Monday, November 7, 2016

if we walk in the light, as he is in the light ... the blood of Jesus, his Son, keeps on cleansing us from all sin 1 John 1:7

While sharing on this passage the other day the following question came to mind. “Why, if we are walking in the light, would we need the cleansing of the blood of Jesus Christ?” There are two thoughts that come to mind.

The first has to do with being cleansed from the defilement of our own sin. Sin is not a popular word in our culture, but the apostle John reminds us that if we say we have no sin we deceive ourselves (verse 8). The point is that light reveals what was formerly in the dark. Many who first come to Celebrate Recovery (a Christ centred 12 step program) are aware of just one issue. Perhaps it is an alcohol addiction or pornography or co-dependency. What I hear over and over in this program, is that as recovery starts to take place, the Lord reveals other problems, problems that may have lead to the addiction in the first place. Unforgiveness is huge and it poisons us, but I am not here to give a comprehensive list of sins. I will leave it to the Lord to nudge you in this in the right place at the right time. He has a different priority than we do, He knows how fragile we are and knows the right pace to go, in bringing wholeness to us through His forgiveness and cleansing.

The other other aspect of the cleansing of His blood has to do with the defilement we experience as we walk in the World. The closer we get to Christ the more the former things we did, and still see in others, bother us. We all know of the ex-smoker who has an evangelical zeal to stomp out smoking. On the one hand it is certainly wrong to be self righteous about these things, but on the other they can be what we call triggers, temptations to go back to the old ways that brought us so much pain. It is hard for our friends to understand. Off colour jokes that once seemed harmless and brought us together now leave us with a bad taste in our mouths. This is not because we have suddenly become prudish or judgemental, but because as we walk in His light we start to see how degrading they are (usually at the expense of others) and displeasing to the Lord. So then what I am saying is that the pollution of sin, our own and others leave us feeling defiled and dirty. But, Praise God, the blood of Jesus, his Son, keeps on cleansing us from this sin pollution too.

Friday, April 22, 2016

Principles, power, presence

In our ministry in the local penitentiary we are leading a Christ centred 12 step program, where we identify our higher power as Jesus Christ. There are many advantages over the usual higher power “god as you understand him.” I tell the men, if your higher power is a tree, I don't know how much help you are going to get from it. For some their higher power is their mother, but where will they find help when she is gone? For some it is their friends, but friends can let you down. Jesus Christ will never do that!

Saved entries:

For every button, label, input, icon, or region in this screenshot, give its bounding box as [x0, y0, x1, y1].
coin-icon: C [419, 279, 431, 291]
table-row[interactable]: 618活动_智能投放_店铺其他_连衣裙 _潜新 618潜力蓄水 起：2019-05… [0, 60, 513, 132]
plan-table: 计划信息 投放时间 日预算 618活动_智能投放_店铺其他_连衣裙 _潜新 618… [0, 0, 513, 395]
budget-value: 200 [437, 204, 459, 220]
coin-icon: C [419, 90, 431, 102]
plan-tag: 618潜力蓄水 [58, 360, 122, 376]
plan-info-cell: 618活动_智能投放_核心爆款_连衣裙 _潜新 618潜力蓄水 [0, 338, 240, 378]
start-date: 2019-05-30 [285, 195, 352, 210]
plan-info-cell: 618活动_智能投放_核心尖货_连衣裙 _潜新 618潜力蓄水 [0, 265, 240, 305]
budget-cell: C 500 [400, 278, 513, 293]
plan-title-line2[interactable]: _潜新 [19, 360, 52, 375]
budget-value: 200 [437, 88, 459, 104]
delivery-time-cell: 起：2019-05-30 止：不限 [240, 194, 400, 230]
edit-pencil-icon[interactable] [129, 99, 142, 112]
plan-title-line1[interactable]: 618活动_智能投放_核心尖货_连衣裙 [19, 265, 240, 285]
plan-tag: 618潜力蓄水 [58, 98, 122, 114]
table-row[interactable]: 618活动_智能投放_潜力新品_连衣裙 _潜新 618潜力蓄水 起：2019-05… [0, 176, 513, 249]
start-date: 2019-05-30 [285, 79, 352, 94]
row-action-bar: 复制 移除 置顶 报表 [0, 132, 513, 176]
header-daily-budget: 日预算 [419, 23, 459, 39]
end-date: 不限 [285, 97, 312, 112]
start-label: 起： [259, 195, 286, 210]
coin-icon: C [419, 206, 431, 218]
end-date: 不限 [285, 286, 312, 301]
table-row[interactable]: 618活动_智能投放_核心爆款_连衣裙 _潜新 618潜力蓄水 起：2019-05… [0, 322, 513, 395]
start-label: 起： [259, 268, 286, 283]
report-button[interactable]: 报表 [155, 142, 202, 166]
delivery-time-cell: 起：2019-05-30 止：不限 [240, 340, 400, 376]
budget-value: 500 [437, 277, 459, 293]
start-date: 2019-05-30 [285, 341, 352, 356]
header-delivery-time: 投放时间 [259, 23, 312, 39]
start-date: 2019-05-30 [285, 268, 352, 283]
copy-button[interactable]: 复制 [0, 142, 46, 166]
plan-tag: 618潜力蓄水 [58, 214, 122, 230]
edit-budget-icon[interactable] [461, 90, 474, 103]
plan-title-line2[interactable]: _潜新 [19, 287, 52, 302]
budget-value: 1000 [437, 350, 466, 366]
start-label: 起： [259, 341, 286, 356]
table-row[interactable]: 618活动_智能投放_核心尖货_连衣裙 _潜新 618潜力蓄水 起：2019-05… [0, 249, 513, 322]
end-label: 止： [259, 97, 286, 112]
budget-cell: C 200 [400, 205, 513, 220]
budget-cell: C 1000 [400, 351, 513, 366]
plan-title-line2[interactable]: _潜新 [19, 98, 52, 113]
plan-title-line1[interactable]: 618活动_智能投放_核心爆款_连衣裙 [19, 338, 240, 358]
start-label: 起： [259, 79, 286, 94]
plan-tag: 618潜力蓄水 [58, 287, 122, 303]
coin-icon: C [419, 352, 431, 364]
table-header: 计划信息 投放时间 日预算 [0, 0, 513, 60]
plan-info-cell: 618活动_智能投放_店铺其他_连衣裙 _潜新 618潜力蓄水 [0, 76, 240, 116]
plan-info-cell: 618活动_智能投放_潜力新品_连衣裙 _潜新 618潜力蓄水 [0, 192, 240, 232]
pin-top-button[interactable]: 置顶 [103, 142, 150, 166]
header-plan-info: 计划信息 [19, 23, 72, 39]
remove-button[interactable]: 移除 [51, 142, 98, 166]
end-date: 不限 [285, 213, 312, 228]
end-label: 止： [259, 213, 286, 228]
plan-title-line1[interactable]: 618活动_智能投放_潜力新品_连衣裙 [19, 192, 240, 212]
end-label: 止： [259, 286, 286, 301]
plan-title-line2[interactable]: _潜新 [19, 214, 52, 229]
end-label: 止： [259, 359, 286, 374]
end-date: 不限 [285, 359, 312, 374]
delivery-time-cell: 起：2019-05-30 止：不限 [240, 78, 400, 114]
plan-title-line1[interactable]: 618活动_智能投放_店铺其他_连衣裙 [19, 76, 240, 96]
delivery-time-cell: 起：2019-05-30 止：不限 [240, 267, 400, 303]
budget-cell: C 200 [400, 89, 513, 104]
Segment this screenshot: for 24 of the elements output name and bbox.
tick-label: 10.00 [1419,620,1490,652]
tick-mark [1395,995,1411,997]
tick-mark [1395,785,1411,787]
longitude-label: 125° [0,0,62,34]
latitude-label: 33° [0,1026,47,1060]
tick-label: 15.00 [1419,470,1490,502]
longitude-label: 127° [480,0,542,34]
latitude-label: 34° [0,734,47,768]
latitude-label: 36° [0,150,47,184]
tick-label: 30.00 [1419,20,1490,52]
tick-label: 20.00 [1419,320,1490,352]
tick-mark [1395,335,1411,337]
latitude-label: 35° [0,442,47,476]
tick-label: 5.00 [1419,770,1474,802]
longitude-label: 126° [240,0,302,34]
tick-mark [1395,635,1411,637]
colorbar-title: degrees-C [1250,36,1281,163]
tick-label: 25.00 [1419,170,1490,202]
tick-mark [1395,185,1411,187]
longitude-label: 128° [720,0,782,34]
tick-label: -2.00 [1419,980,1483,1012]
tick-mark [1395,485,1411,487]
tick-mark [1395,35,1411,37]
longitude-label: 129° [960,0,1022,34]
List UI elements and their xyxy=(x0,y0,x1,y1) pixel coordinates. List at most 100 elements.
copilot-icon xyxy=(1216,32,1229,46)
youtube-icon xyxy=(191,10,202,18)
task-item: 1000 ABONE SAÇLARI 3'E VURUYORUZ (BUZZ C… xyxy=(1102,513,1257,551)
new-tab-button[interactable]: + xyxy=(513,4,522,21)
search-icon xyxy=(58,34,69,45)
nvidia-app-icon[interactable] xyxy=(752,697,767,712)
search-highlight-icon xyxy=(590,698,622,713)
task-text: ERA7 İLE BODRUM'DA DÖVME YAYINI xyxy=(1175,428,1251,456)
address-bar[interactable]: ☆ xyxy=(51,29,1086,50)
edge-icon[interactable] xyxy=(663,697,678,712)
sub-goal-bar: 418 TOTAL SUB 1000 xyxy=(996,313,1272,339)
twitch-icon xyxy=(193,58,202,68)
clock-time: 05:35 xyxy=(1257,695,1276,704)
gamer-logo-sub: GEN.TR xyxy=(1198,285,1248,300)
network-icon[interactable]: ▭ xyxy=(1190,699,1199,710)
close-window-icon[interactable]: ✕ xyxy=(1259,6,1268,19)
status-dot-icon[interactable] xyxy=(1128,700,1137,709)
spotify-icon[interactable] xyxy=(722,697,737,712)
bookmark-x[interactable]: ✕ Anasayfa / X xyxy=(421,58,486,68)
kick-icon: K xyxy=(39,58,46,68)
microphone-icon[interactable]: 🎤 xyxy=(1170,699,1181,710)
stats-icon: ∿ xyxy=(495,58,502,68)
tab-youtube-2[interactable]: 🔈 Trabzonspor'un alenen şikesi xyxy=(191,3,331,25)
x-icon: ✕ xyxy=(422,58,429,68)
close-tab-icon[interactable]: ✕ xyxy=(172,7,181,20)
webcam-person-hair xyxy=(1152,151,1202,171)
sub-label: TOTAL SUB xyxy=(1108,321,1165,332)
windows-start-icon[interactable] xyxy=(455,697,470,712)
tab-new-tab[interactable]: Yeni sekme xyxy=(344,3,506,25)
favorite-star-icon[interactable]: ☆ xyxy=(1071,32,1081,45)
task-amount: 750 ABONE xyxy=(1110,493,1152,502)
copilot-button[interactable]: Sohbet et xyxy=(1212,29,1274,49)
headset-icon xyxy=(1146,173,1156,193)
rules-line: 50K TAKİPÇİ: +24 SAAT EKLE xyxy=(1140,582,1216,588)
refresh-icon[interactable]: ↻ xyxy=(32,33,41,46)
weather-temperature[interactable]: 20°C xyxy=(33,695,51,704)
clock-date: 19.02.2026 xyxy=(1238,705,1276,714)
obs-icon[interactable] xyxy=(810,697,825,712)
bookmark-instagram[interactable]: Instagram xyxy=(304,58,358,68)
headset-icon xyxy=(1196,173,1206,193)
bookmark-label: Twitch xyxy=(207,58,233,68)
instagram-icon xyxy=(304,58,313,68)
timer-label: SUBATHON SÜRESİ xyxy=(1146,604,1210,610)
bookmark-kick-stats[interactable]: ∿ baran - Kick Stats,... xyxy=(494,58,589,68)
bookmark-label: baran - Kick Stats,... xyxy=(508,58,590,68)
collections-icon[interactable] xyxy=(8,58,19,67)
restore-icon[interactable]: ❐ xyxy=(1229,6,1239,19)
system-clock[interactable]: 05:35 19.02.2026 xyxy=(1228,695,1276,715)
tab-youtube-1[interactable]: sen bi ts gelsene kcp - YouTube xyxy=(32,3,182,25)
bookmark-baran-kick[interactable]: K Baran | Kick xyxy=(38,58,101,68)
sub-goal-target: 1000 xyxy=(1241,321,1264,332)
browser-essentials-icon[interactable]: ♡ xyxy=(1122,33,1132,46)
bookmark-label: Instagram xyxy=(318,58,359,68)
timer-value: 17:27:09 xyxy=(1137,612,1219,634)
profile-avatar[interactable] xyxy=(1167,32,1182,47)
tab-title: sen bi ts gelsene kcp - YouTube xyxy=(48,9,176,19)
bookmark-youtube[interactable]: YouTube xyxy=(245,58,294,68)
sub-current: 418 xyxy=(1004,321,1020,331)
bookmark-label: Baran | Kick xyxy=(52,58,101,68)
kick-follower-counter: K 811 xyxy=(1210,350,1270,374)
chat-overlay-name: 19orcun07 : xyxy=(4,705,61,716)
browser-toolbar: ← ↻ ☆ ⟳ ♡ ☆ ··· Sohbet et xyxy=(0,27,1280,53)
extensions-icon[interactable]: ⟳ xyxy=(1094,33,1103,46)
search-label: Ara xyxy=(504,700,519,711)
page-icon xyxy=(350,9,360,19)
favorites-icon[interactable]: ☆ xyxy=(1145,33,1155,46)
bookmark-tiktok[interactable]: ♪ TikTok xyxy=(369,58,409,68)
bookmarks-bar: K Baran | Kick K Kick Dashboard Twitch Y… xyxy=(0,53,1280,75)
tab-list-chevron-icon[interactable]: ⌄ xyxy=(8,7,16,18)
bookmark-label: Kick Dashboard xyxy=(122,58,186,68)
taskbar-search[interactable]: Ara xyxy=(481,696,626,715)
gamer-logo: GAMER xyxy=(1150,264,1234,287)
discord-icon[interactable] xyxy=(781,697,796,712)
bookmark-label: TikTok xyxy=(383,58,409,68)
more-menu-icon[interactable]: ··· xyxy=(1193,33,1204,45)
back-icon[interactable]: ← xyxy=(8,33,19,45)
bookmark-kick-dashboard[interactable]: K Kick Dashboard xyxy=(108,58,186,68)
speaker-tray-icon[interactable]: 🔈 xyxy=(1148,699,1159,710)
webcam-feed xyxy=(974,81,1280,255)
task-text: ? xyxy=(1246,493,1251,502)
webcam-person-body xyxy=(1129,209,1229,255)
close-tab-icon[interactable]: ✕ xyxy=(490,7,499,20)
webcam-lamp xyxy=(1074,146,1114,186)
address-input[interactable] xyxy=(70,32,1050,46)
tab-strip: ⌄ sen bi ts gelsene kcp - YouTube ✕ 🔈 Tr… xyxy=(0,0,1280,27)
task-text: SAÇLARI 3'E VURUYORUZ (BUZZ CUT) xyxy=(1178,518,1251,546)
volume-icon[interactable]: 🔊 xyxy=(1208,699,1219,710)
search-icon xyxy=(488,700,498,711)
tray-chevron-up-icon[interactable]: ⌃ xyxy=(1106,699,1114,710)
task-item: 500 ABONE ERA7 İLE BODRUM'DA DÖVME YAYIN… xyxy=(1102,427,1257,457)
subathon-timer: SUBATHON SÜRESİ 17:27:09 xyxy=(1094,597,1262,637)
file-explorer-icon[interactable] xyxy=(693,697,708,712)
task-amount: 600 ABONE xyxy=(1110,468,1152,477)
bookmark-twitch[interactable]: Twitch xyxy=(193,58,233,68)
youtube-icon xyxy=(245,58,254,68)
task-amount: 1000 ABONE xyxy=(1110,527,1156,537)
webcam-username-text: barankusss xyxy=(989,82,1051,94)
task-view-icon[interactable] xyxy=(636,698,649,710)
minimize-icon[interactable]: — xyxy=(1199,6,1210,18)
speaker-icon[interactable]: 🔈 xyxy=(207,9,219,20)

**OBJECTIVES:**
1/ In the blog post on 1 John 1:7, how is Celebrate Recovery described?
2/ Carry the blog posts on faith and recovery forward from their last sentence.

**EXERCISE RESULTS:**
1/ It is described as a Christ centred 12 step program.

2/
I came to believe that the Bible is the Word of God bit by bit as over and over I would recognize that “This book knows me.” I saw this, to mention just a couple of things, from the deceitfulness of my heart (my ability to tell myself lies in order to do what I wanted to do (Jeremiah 17:9), and from the principle of reaping what we sow. About this, the choices we make have consequences, and for me the choices I made came back to haunt me, to bite me in the rear end.

There is so much wisdom in the ancient texts. In fact the Bible show us the right path, it tells us where we got off the path, it tells us how to get back on the path, and it tells us how to stay on the path (2 Timothy 3:16). The Bible is full of practical principles and wisdom that secular Psychology, when it gets it right, is only just starting to discover in its slow progress towards truth. The principles of the scripture bring life to those who are willing to follow them. They brought life to me.

But there is so much more to having Christ as your higher power. In particular there is power. We are told in Philippians 2:13, that when we fully cooperate with Him, He works with us to change even our desires. And on top of that, He gives us the wherewithal to do what we deep down know what we need to do (or not do!). I discovered that I could not do this without Him, but I can do all things through Christ who strengthens me (Philippians 4:13).

So yes in a Christ centred 12 step program there are principles and there is power, but for me the thing that crowns it all, the thing that puts the cherry on the top, is the presence of God in my life. They say love makes the world go round, but many of us have a huge love deficit. In other words we have little or nothing to give in this area (yet another area where the Bible knows us). When we come to Him in full surrender and stick with Him, He pours out His love in our hearts (Romans 5:5), and then that love flows through us. You even get to like yourself! So yes there are principles, and yes there is power in a Christ centred 12 step program, but all this is nothing compared to knowing and feeling His tangible extravagant healing love in our lives. It makes it all worth while, it makes it all possible. It gives us hope, and it is freely given to all who wholly and fully turn to Him.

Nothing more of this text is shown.